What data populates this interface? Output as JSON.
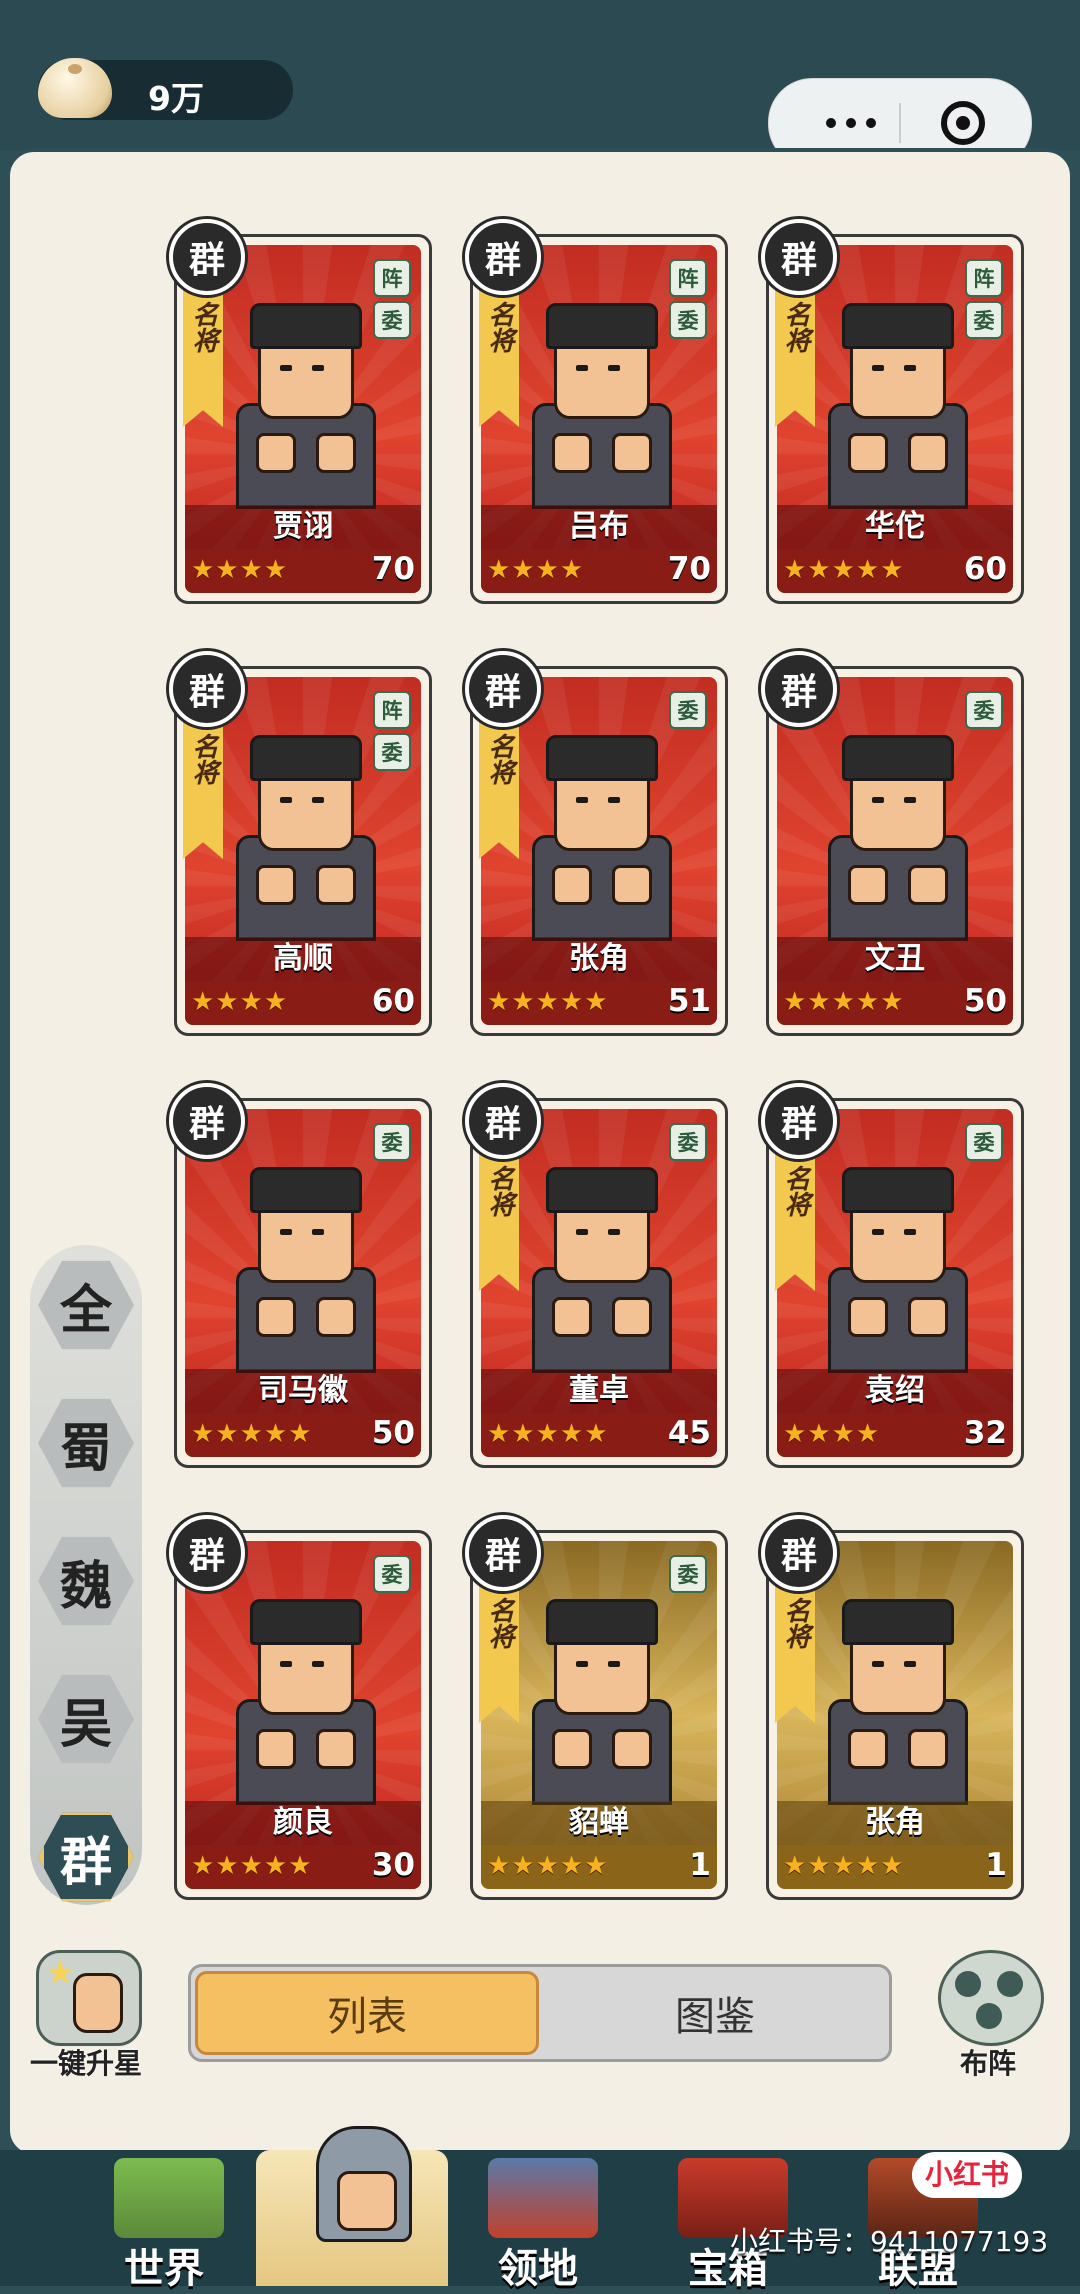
{
  "currency": {
    "value": "9万",
    "icon": "bun-icon"
  },
  "capsule": {
    "more_icon": "more-dots-icon",
    "close_icon": "target-close-icon"
  },
  "cards": [
    {
      "faction": "群",
      "ribbon": "名将",
      "tags": [
        "阵",
        "委"
      ],
      "name": "贾诩",
      "stars": "★★★★",
      "level": "70",
      "theme": "red"
    },
    {
      "faction": "群",
      "ribbon": "名将",
      "tags": [
        "阵",
        "委"
      ],
      "name": "吕布",
      "stars": "★★★★",
      "level": "70",
      "theme": "red"
    },
    {
      "faction": "群",
      "ribbon": "名将",
      "tags": [
        "阵",
        "委"
      ],
      "name": "华佗",
      "stars": "★★★★★",
      "level": "60",
      "theme": "red"
    },
    {
      "faction": "群",
      "ribbon": "名将",
      "tags": [
        "阵",
        "委"
      ],
      "name": "高顺",
      "stars": "★★★★",
      "level": "60",
      "theme": "red"
    },
    {
      "faction": "群",
      "ribbon": "名将",
      "tags": [
        "委"
      ],
      "name": "张角",
      "stars": "★★★★★",
      "level": "51",
      "theme": "red"
    },
    {
      "faction": "群",
      "ribbon": "",
      "tags": [
        "委"
      ],
      "name": "文丑",
      "stars": "★★★★★",
      "level": "50",
      "theme": "red"
    },
    {
      "faction": "群",
      "ribbon": "",
      "tags": [
        "委"
      ],
      "name": "司马徽",
      "stars": "★★★★★",
      "level": "50",
      "theme": "red"
    },
    {
      "faction": "群",
      "ribbon": "名将",
      "tags": [
        "委"
      ],
      "name": "董卓",
      "stars": "★★★★★",
      "level": "45",
      "theme": "red"
    },
    {
      "faction": "群",
      "ribbon": "名将",
      "tags": [
        "委"
      ],
      "name": "袁绍",
      "stars": "★★★★",
      "level": "32",
      "theme": "red"
    },
    {
      "faction": "群",
      "ribbon": "",
      "tags": [
        "委"
      ],
      "name": "颜良",
      "stars": "★★★★★",
      "level": "30",
      "theme": "red"
    },
    {
      "faction": "群",
      "ribbon": "名将",
      "tags": [
        "委"
      ],
      "name": "貂蝉",
      "stars": "★★★★★",
      "level": "1",
      "theme": "gold"
    },
    {
      "faction": "群",
      "ribbon": "名将",
      "tags": [],
      "name": "张角",
      "stars": "★★★★★",
      "level": "1",
      "theme": "gold"
    }
  ],
  "side_tabs": [
    {
      "label": "全",
      "active": false
    },
    {
      "label": "蜀",
      "active": false
    },
    {
      "label": "魏",
      "active": false
    },
    {
      "label": "吴",
      "active": false
    },
    {
      "label": "群",
      "active": true
    }
  ],
  "view_toggle": {
    "list": "列表",
    "gallery": "图鉴",
    "selected": "列表"
  },
  "upgrade_stars": {
    "label": "一键升星",
    "icon": "upgrade-star-icon"
  },
  "formation": {
    "label": "布阵",
    "icon": "formation-icon"
  },
  "bottom_nav": [
    {
      "label": "世界",
      "active": false
    },
    {
      "label": "",
      "active": true
    },
    {
      "label": "领地",
      "active": false
    },
    {
      "label": "宝箱",
      "active": false
    },
    {
      "label": "联盟",
      "active": false
    }
  ],
  "watermark": {
    "badge": "小红书",
    "text": "小红书号：9411077193"
  }
}
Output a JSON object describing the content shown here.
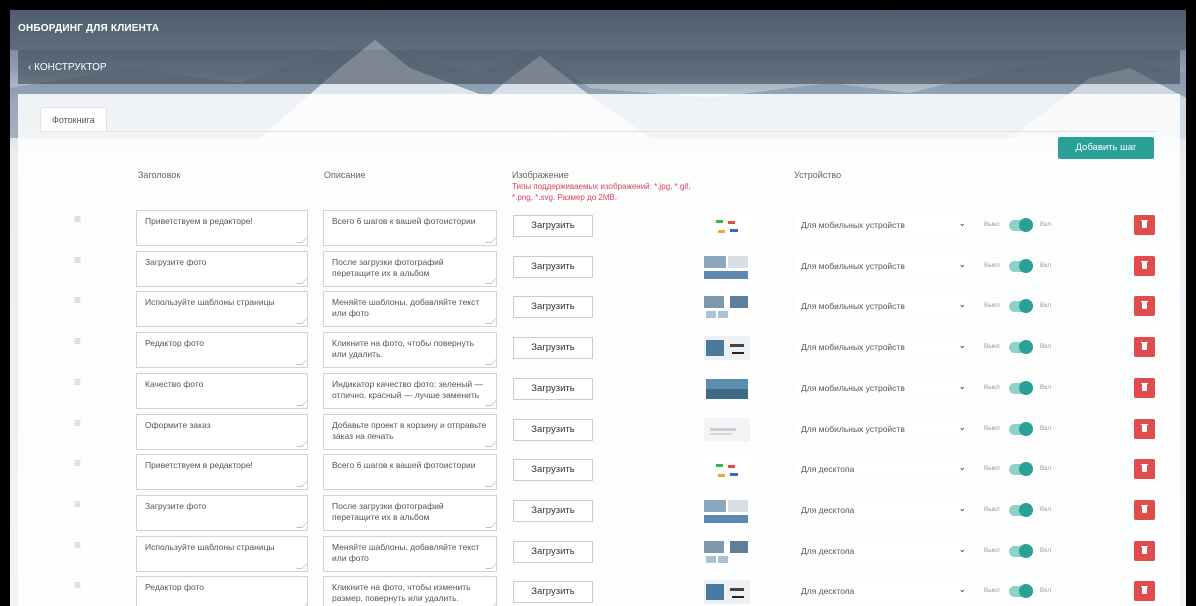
{
  "header": {
    "title": "ОНБОРДИНГ ДЛЯ КЛИЕНТА"
  },
  "breadcrumb": {
    "back_label": "‹ КОНСТРУКТОР"
  },
  "tabs": [
    {
      "label": "Фотокнига"
    }
  ],
  "toolbar": {
    "add_step_label": "Добавить шаг"
  },
  "columns": {
    "title": "Заголовок",
    "description": "Описание",
    "image": "Изображение",
    "image_hint": "Типы поддерживаемых изображений: *.jpg, *.gif, *.png, *.svg. Размер до 2MB.",
    "device": "Устройство"
  },
  "toggle_labels": {
    "off": "Выкл",
    "on": "Вкл"
  },
  "upload_label": "Загрузить",
  "rows": [
    {
      "title": "Приветствуем в редакторе!",
      "description": "Всего 6 шагов к вашей фотоистории",
      "device": "Для мобильных устройств",
      "enabled": true
    },
    {
      "title": "Загрузите фото",
      "description": "После загрузки фотографий перетащите их в альбом",
      "device": "Для мобильных устройств",
      "enabled": true
    },
    {
      "title": "Используйте шаблоны страницы",
      "description": "Меняйте шаблоны, добавляйте текст или фото",
      "device": "Для мобильных устройств",
      "enabled": true
    },
    {
      "title": "Редактор фото",
      "description": "Кликните на фото, чтобы повернуть или удалить.",
      "device": "Для мобильных устройств",
      "enabled": true
    },
    {
      "title": "Качество фото",
      "description": "Индикатор качество фото: зеленый — отлично, красный — лучше заменить",
      "device": "Для мобильных устройств",
      "enabled": true
    },
    {
      "title": "Оформите заказ",
      "description": "Добавьте проект в корзину и отправьте заказ на печать",
      "device": "Для мобильных устройств",
      "enabled": true
    },
    {
      "title": "Приветствуем в редакторе!",
      "description": "Всего 6 шагов к вашей фотоистории",
      "device": "Для десктопа",
      "enabled": true
    },
    {
      "title": "Загрузите фото",
      "description": "После загрузки фотографий перетащите их в альбом",
      "device": "Для десктопа",
      "enabled": true
    },
    {
      "title": "Используйте шаблоны страницы",
      "description": "Меняйте шаблоны, добавляйте текст или фото",
      "device": "Для десктопа",
      "enabled": true
    },
    {
      "title": "Редактор фото",
      "description": "Кликните на фото, чтобы изменить размер, повернуть или удалить.",
      "device": "Для десктопа",
      "enabled": true
    }
  ],
  "colors": {
    "accent": "#2aa197",
    "danger": "#e04b4b",
    "hint": "#e0415b"
  }
}
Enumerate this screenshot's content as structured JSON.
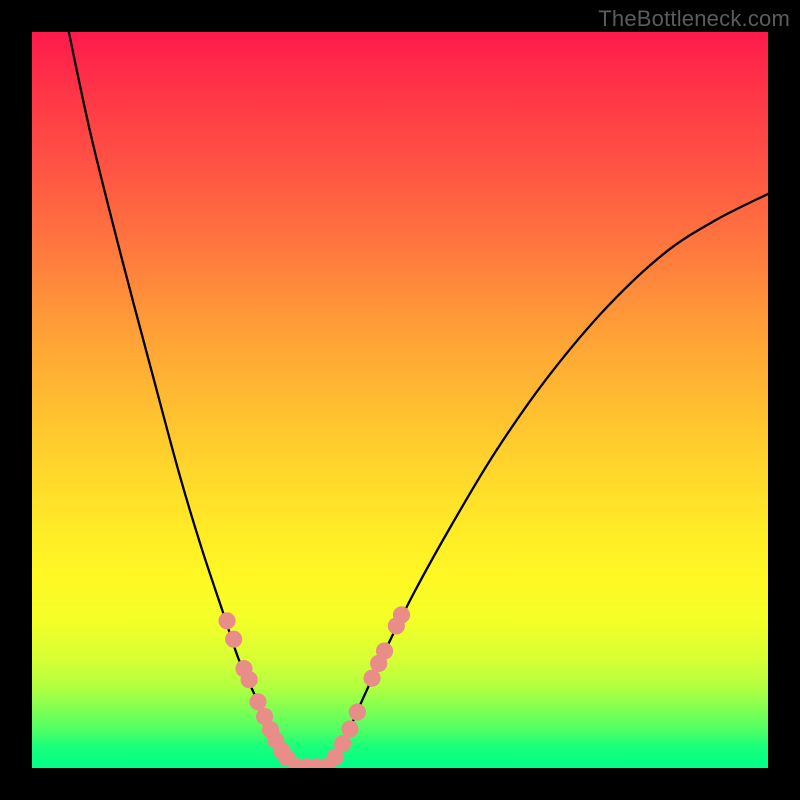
{
  "watermark": "TheBottleneck.com",
  "chart_data": {
    "type": "line",
    "title": "",
    "xlabel": "",
    "ylabel": "",
    "xlim": [
      0,
      100
    ],
    "ylim": [
      0,
      100
    ],
    "series": [
      {
        "name": "left-curve",
        "x": [
          5,
          8,
          12,
          16.5,
          20,
          23,
          26,
          28,
          30,
          32,
          33.5,
          35,
          36
        ],
        "y": [
          100,
          86,
          70,
          53,
          40,
          30,
          21,
          15,
          10.5,
          6.5,
          3.5,
          1.3,
          0
        ]
      },
      {
        "name": "right-curve",
        "x": [
          40,
          41.5,
          43,
          45,
          48,
          52,
          57,
          63,
          70,
          78,
          86,
          93,
          100
        ],
        "y": [
          0,
          2,
          5,
          9.5,
          16,
          24,
          33,
          43,
          53,
          62.5,
          70,
          74.5,
          78
        ]
      }
    ],
    "flat_bottom": {
      "x_from": 36,
      "x_to": 40,
      "y": 0
    },
    "dot_groups": [
      {
        "name": "left-upper-dots",
        "points": [
          {
            "x": 26.5,
            "y": 20.0
          },
          {
            "x": 27.4,
            "y": 17.5
          },
          {
            "x": 28.8,
            "y": 13.5
          },
          {
            "x": 29.5,
            "y": 12.0
          }
        ]
      },
      {
        "name": "left-lower-dots",
        "points": [
          {
            "x": 30.7,
            "y": 9.0
          },
          {
            "x": 31.6,
            "y": 7.0
          },
          {
            "x": 32.4,
            "y": 5.2
          },
          {
            "x": 33.1,
            "y": 3.8
          },
          {
            "x": 33.9,
            "y": 2.4
          },
          {
            "x": 34.6,
            "y": 1.4
          }
        ]
      },
      {
        "name": "bottom-dots",
        "points": [
          {
            "x": 36.0,
            "y": 0.15
          },
          {
            "x": 37.3,
            "y": 0.15
          },
          {
            "x": 38.7,
            "y": 0.15
          },
          {
            "x": 40.0,
            "y": 0.15
          }
        ]
      },
      {
        "name": "right-lower-dots",
        "points": [
          {
            "x": 41.2,
            "y": 1.5
          },
          {
            "x": 42.2,
            "y": 3.3
          },
          {
            "x": 43.2,
            "y": 5.3
          },
          {
            "x": 44.2,
            "y": 7.6
          }
        ]
      },
      {
        "name": "right-upper-dots",
        "points": [
          {
            "x": 46.2,
            "y": 12.2
          },
          {
            "x": 47.1,
            "y": 14.2
          },
          {
            "x": 47.9,
            "y": 15.9
          },
          {
            "x": 49.5,
            "y": 19.3
          },
          {
            "x": 50.2,
            "y": 20.8
          }
        ]
      }
    ],
    "colors": {
      "curve": "#000000",
      "dots": "#e98d88",
      "gradient_top": "#ff1a4d",
      "gradient_bottom": "#00ff88"
    }
  }
}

○ ○ ○

→ Given exercise
Go through the data and gather every line that holds "content".

→ Task answer
Output a JSON object describing the content shown here.
Enumerate this screenshot's content as structured JSON.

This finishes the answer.